_DATA LISTING_
__________

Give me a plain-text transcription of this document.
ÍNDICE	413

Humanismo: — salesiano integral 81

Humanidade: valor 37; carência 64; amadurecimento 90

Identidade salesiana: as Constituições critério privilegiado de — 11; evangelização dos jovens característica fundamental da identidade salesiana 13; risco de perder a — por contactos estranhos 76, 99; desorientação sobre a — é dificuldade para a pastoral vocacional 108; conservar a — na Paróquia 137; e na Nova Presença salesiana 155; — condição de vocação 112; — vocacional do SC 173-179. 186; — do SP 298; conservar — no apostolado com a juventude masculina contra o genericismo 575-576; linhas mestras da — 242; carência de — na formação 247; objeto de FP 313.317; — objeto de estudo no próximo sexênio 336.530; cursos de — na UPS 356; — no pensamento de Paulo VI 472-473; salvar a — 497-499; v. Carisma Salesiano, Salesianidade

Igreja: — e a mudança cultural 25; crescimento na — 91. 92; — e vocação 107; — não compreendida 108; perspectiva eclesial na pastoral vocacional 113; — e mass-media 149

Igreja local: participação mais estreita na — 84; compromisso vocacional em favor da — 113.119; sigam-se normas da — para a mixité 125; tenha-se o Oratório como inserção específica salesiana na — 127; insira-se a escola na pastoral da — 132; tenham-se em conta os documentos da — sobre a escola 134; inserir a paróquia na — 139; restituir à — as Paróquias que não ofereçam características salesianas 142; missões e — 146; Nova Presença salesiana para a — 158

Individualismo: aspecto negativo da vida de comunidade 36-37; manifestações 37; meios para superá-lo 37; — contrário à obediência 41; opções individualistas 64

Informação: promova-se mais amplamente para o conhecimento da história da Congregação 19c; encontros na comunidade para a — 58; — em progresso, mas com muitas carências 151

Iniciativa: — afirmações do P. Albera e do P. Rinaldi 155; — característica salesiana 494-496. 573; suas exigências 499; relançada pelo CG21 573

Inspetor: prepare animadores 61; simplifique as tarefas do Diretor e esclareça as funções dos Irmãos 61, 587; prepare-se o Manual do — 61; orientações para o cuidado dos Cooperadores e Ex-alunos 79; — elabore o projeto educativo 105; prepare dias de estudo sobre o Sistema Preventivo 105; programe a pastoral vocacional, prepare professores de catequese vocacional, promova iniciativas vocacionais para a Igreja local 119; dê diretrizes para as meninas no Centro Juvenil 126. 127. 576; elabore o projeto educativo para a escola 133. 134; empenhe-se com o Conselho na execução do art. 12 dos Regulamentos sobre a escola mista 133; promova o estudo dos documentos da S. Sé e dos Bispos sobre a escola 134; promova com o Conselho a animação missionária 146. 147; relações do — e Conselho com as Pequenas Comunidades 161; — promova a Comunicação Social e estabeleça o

__________

_STATED GOAL_
Nothing should be left out: repeat all of the data exactly.

_WRITTEN SOLUTION_
Give me a plain-text transcription of this document.
ÍNDICE	413

Humanismo: — salesiano integral 81

Humanidade: valor 37; carência 64; amadurecimento 90

Identidade salesiana: as Constituições critério privilegiado de — 11; evangelização dos jovens característica fundamental da identidade salesiana 13; risco de perder a — por contactos estranhos 76, 99; desorientação sobre a — é dificuldade para a pastoral vocacional 108; conservar a — na Paróquia 137; e na Nova Presença salesiana 155; — condição de vocação 112; — vocacional do SC 173-179. 186; — do SP 298; conservar — no apostolado com a juventude masculina contra o genericismo 575-576; linhas mestras da — 242; carência de — na formação 247; objeto de FP 313.317; — objeto de estudo no próximo sexênio 336.530; cursos de — na UPS 356; — no pensamento de Paulo VI 472-473; salvar a — 497-499; v. Carisma Salesiano, Salesianidade

Igreja: — e a mudança cultural 25; crescimento na — 91. 92; — e vocação 107; — não compreendida 108; perspectiva eclesial na pastoral vocacional 113; — e mass-media 149

Igreja local: participação mais estreita na — 84; compromisso vocacional em favor da — 113.119; sigam-se normas da — para a mixité 125; tenha-se o Oratório como inserção específica salesiana na — 127; insira-se a escola na pastoral da — 132; tenham-se em conta os documentos da — sobre a escola 134; inserir a paróquia na — 139; restituir à — as Paróquias que não ofereçam características salesianas 142; missões e — 146; Nova Presença salesiana para a — 158

Individualismo: aspecto negativo da vida de comunidade 36-37; manifestações 37; meios para superá-lo 37; — contrário à obediência 41; opções individualistas 64

Informação: promova-se mais amplamente para o conhecimento da história da Congregação 19c; encontros na comunidade para a — 58; — em progresso, mas com muitas carências 151

Iniciativa: — afirmações do P. Albera e do P. Rinaldi 155; — característica salesiana 494-496. 573; suas exigências 499; relançada pelo CG21 573

Inspetor: prepare animadores 61; simplifique as tarefas do Diretor e esclareça as funções dos Irmãos 61, 587; prepare-se o Manual do — 61; orientações para o cuidado dos Cooperadores e Ex-alunos 79; — elabore o projeto educativo 105; prepare dias de estudo sobre o Sistema Preventivo 105; programe a pastoral vocacional, prepare professores de catequese vocacional, promova iniciativas vocacionais para a Igreja local 119; dê diretrizes para as meninas no Centro Juvenil 126. 127. 576; elabore o projeto educativo para a escola 133. 134; empenhe-se com o Conselho na execução do art. 12 dos Regulamentos sobre a escola mista 133; promova o estudo dos documentos da S. Sé e dos Bispos sobre a escola 134; promova com o Conselho a animação missionária 146. 147; relações do — e Conselho com as Pequenas Comunidades 161; — promova a Comunicação Social e estabeleça o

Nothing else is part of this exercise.